> [Instructions to follow]:
Edit the lines starting at the one containing "header-heirs: 享有继承权的所有人 <box>375" and ending at the one containing "cell-right-type: 土地/ 房屋", putting "负责人审批" in place of "领导审批" and changing nothing else. Return only those lines.

»»

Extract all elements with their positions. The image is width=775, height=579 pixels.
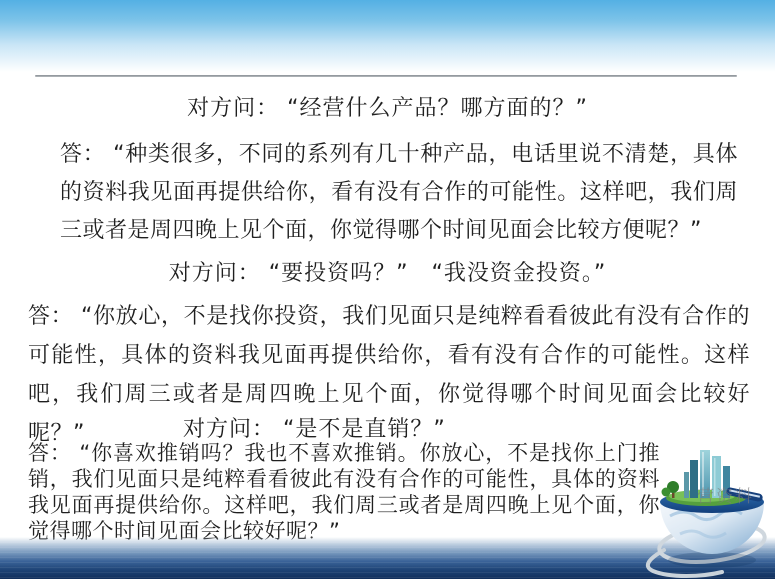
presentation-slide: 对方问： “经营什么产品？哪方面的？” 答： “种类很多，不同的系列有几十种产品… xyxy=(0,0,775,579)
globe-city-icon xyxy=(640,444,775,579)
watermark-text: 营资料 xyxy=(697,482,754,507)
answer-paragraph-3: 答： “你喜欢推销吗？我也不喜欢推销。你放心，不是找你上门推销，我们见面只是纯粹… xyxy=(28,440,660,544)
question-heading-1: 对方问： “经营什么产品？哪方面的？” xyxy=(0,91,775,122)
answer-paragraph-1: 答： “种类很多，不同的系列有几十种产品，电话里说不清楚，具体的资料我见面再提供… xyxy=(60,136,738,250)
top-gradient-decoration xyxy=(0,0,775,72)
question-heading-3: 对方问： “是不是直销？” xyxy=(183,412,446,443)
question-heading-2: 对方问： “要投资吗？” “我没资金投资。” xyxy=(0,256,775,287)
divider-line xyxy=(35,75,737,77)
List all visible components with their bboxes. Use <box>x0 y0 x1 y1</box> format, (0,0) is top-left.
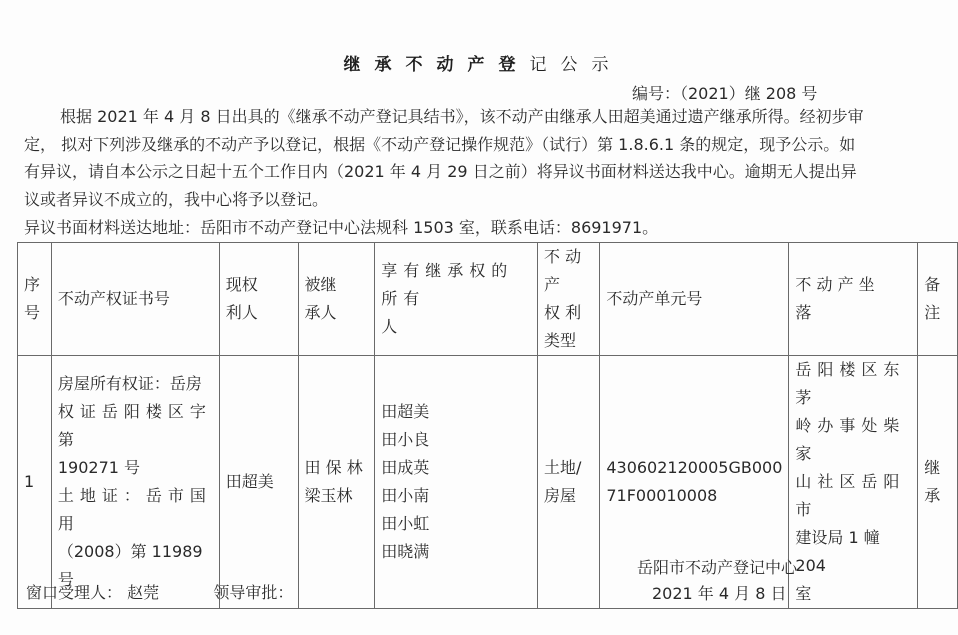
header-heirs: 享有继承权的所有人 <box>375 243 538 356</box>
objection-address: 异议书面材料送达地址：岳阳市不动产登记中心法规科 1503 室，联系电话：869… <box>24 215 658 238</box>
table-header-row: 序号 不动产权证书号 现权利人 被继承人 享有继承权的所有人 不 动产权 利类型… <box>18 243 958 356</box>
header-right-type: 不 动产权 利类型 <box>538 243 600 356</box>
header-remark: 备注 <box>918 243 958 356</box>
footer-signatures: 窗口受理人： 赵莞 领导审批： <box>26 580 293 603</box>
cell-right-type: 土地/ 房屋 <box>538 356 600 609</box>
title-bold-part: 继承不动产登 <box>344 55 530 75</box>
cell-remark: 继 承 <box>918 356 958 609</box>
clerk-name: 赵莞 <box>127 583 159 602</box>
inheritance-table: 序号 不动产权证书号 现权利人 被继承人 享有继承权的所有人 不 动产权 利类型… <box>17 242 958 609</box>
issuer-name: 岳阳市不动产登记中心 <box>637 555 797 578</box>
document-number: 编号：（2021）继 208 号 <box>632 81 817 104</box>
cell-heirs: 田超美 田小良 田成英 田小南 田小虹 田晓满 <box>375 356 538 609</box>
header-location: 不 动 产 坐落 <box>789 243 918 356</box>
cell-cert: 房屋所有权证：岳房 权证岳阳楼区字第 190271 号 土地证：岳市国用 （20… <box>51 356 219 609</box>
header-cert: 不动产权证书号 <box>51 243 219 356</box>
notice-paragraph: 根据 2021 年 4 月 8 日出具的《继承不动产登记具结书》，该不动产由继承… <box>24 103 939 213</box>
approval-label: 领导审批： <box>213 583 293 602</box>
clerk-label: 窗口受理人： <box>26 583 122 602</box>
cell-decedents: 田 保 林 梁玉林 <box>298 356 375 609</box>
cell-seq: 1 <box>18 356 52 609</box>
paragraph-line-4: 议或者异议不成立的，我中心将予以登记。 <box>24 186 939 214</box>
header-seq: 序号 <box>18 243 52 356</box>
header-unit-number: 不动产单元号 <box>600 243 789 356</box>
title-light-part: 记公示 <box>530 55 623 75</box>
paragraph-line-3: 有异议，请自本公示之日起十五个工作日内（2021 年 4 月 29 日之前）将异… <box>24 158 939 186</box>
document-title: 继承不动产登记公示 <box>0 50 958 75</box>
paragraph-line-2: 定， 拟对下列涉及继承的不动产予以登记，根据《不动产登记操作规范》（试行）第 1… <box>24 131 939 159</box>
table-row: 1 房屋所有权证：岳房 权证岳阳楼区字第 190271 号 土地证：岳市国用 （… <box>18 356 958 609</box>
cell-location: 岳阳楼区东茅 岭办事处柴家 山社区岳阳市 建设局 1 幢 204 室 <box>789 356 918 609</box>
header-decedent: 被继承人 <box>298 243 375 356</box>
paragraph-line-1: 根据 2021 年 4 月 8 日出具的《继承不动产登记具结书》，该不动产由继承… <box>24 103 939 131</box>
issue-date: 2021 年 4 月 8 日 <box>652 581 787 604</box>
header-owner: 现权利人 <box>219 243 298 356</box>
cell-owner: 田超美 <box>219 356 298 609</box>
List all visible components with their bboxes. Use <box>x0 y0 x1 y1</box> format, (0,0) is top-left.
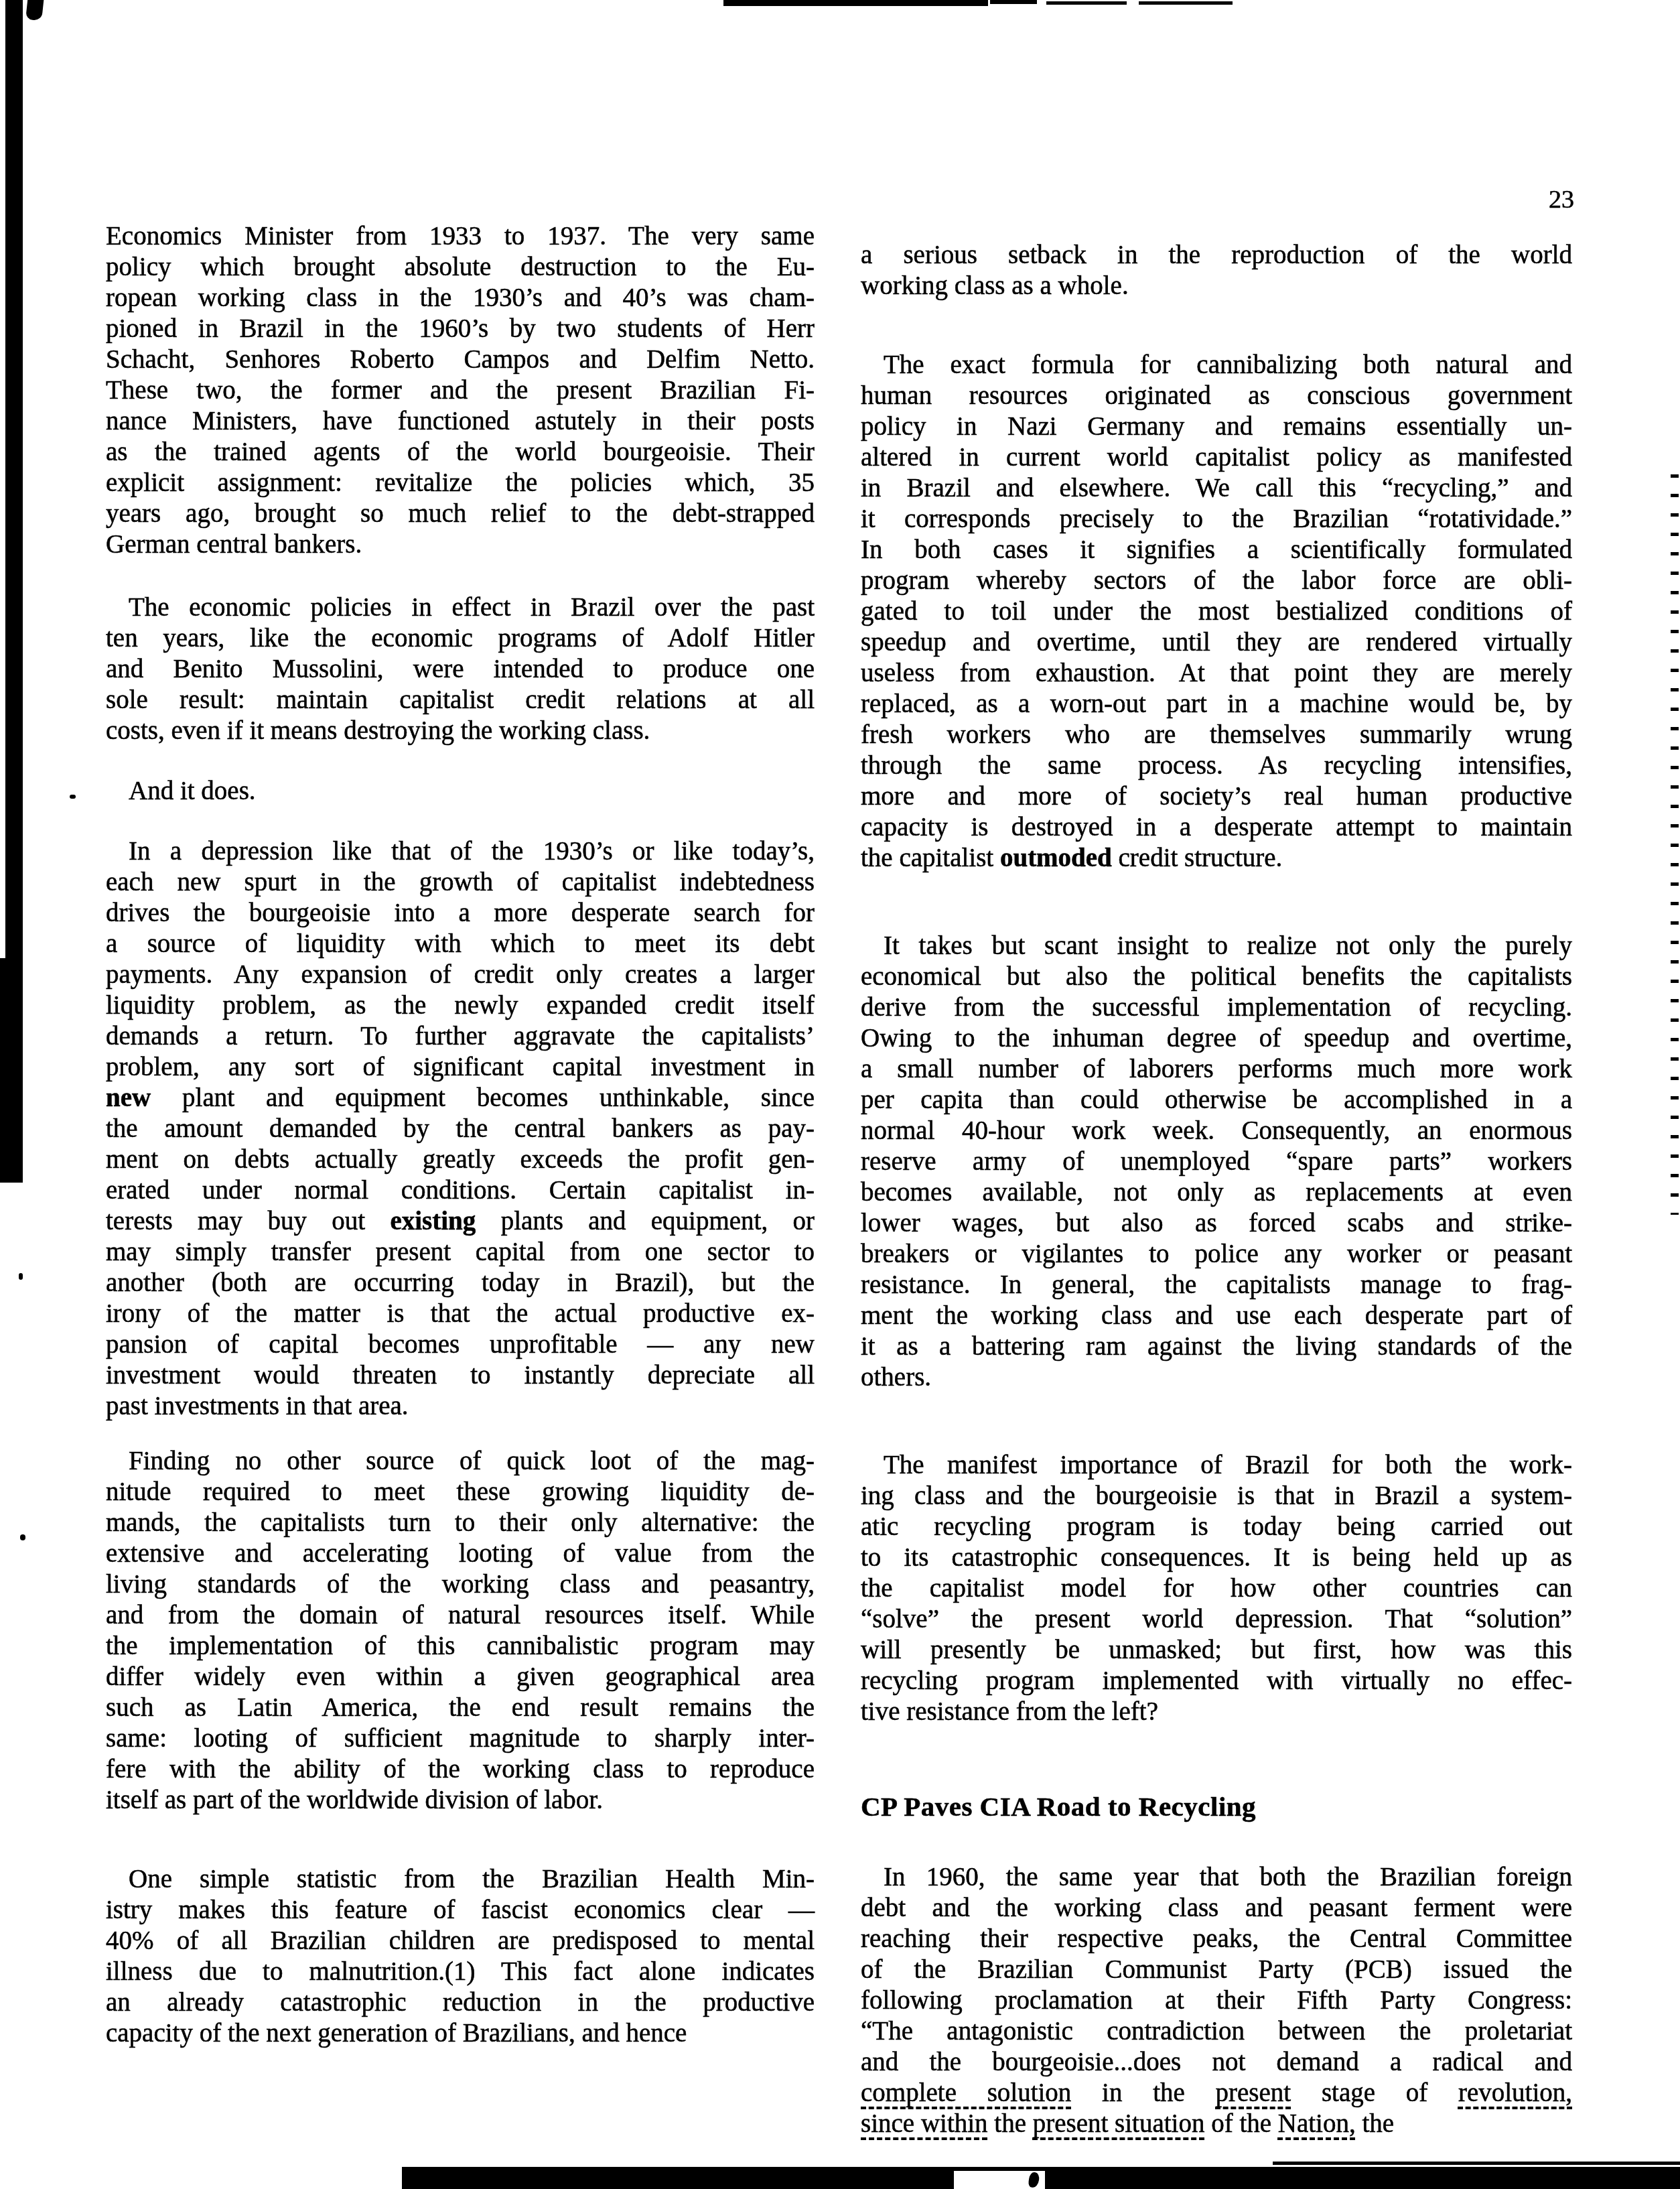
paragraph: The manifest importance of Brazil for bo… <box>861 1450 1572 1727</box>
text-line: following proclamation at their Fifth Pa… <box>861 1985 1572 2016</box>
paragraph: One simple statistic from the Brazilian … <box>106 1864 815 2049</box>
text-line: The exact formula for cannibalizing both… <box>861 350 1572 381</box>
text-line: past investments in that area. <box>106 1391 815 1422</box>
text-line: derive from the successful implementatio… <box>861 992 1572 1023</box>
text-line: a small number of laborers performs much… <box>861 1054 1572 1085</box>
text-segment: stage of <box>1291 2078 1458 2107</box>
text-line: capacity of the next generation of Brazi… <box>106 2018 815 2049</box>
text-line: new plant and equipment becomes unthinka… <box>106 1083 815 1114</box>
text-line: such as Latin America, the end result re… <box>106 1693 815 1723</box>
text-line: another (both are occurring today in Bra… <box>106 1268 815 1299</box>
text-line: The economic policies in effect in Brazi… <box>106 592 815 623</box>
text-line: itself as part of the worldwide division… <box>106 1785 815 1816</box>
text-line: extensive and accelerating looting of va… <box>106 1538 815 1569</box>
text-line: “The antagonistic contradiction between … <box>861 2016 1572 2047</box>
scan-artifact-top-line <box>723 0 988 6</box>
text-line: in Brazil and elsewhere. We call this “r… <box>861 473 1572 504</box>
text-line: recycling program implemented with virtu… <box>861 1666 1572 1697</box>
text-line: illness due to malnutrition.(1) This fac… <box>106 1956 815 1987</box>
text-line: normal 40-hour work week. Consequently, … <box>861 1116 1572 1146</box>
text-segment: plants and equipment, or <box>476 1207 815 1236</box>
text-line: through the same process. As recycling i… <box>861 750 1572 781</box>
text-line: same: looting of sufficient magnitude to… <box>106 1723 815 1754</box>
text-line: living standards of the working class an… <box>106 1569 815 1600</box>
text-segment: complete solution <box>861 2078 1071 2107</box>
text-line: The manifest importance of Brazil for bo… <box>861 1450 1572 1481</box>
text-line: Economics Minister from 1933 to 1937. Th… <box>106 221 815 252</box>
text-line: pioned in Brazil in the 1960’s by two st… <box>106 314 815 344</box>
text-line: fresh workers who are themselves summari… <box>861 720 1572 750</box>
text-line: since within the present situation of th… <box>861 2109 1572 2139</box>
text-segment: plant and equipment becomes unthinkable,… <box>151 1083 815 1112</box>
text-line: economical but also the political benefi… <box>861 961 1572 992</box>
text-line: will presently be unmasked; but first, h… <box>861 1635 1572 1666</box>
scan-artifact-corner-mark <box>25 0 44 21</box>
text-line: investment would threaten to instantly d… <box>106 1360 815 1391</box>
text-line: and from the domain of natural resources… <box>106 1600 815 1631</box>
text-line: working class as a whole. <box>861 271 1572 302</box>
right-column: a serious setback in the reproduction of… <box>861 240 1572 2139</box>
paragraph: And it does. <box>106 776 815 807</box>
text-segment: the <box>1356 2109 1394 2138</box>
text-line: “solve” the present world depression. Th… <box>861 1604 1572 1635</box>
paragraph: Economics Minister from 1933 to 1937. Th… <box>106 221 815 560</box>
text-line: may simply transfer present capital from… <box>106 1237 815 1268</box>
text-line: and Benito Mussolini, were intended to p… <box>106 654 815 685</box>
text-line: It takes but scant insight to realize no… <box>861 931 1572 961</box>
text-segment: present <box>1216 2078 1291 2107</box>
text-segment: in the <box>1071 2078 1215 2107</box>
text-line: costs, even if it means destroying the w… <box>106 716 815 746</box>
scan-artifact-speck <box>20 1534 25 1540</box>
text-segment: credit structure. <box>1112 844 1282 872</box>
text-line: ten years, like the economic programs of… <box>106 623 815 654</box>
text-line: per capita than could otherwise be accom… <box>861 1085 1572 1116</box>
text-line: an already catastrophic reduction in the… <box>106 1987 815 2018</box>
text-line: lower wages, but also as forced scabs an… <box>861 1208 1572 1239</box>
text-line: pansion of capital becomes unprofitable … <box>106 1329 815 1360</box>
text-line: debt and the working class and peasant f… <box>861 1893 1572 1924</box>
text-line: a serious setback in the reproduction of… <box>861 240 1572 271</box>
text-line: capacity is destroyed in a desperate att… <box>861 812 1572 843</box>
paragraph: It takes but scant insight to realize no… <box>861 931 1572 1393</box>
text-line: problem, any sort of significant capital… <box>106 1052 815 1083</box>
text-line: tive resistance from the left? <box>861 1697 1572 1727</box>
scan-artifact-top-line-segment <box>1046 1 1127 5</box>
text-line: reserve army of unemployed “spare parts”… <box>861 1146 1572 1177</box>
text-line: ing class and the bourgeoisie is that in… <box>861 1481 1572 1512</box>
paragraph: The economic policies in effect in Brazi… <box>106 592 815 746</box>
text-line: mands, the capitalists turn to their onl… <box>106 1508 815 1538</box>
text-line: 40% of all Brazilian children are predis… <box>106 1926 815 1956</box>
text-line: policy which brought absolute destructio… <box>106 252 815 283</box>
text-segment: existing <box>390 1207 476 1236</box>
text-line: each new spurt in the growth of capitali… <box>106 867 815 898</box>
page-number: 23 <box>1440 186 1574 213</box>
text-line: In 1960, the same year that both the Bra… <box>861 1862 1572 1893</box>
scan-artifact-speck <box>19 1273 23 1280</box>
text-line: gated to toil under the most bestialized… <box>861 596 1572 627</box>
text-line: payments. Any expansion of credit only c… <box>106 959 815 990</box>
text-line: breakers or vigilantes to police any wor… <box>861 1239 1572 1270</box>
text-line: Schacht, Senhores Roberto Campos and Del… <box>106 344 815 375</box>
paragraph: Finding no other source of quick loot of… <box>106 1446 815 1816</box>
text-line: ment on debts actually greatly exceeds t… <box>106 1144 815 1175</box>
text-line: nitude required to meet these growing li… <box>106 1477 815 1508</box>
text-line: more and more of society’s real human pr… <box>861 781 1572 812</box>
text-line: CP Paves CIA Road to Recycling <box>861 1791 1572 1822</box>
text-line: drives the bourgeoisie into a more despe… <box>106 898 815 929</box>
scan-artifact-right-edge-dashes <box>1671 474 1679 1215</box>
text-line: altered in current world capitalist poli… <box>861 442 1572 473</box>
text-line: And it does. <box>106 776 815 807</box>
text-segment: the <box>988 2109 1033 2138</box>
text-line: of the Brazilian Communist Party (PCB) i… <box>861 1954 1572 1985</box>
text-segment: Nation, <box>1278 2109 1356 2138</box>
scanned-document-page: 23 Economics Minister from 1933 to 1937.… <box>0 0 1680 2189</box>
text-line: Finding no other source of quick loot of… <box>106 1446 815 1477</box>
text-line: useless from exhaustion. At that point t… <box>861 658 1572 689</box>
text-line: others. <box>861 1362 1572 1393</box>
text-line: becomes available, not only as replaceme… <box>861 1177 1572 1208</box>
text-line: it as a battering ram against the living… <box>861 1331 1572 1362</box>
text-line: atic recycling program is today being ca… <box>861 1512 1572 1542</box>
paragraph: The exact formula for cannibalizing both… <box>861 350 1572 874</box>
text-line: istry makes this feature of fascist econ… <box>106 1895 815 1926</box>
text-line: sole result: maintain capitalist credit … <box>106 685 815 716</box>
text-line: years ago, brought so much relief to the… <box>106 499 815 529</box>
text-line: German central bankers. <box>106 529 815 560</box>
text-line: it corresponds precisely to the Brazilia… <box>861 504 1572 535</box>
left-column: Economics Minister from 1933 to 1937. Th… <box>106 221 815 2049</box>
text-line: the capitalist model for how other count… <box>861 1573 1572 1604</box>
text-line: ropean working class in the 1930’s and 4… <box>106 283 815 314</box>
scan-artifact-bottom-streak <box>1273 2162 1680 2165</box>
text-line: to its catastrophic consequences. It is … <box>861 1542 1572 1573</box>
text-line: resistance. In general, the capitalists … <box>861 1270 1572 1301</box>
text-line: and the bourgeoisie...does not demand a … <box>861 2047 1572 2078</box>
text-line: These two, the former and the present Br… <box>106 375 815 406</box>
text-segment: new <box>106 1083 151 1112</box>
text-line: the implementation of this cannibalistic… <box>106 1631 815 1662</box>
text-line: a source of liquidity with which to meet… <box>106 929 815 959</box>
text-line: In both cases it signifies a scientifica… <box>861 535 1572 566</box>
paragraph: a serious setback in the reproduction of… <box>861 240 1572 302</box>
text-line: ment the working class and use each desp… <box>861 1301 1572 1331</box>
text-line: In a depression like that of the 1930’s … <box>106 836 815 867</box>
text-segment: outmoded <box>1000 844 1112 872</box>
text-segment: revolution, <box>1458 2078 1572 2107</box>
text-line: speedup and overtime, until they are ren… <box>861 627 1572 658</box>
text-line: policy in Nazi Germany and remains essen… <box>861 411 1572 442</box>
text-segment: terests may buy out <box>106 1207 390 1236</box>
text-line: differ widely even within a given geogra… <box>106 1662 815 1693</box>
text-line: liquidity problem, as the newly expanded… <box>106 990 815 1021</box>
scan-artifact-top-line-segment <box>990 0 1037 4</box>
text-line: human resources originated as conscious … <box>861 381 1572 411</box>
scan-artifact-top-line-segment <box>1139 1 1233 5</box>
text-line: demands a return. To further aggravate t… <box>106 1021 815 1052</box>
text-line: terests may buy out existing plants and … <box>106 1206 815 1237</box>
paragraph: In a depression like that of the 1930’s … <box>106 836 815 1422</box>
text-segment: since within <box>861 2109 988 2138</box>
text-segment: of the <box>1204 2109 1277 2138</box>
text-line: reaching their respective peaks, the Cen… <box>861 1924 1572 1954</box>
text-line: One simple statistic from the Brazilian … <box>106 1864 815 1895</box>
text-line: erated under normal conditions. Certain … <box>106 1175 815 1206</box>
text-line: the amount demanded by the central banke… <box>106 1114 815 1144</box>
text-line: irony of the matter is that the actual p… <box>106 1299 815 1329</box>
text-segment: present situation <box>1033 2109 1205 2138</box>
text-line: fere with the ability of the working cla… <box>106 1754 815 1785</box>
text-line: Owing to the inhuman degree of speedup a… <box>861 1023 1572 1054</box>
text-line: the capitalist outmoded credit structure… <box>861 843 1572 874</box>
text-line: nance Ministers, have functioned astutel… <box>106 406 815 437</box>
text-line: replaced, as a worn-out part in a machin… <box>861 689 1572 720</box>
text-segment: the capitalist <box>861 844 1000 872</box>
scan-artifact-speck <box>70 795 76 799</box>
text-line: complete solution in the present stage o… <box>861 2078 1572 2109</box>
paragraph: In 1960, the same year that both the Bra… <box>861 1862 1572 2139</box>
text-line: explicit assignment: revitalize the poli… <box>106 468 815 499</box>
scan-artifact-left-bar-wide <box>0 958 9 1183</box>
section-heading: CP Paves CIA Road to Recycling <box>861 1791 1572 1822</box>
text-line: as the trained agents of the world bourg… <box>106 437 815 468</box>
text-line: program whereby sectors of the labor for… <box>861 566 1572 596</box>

««

> [Right answer]:
header-heirs: 享有继承权的所有人 <box>375 243 538 356</box>
objection-address: 异议书面材料送达地址：岳阳市不动产登记中心法规科 1503 室，联系电话：869… <box>24 215 658 238</box>
table-header-row: 序号 不动产权证书号 现权利人 被继承人 享有继承权的所有人 不 动产权 利类型… <box>18 243 958 356</box>
header-right-type: 不 动产权 利类型 <box>538 243 600 356</box>
header-remark: 备注 <box>918 243 958 356</box>
footer-signatures: 窗口受理人： 赵莞 负责人审批： <box>26 580 293 603</box>
cell-right-type: 土地/ 房屋 <box>538 356 600 609</box>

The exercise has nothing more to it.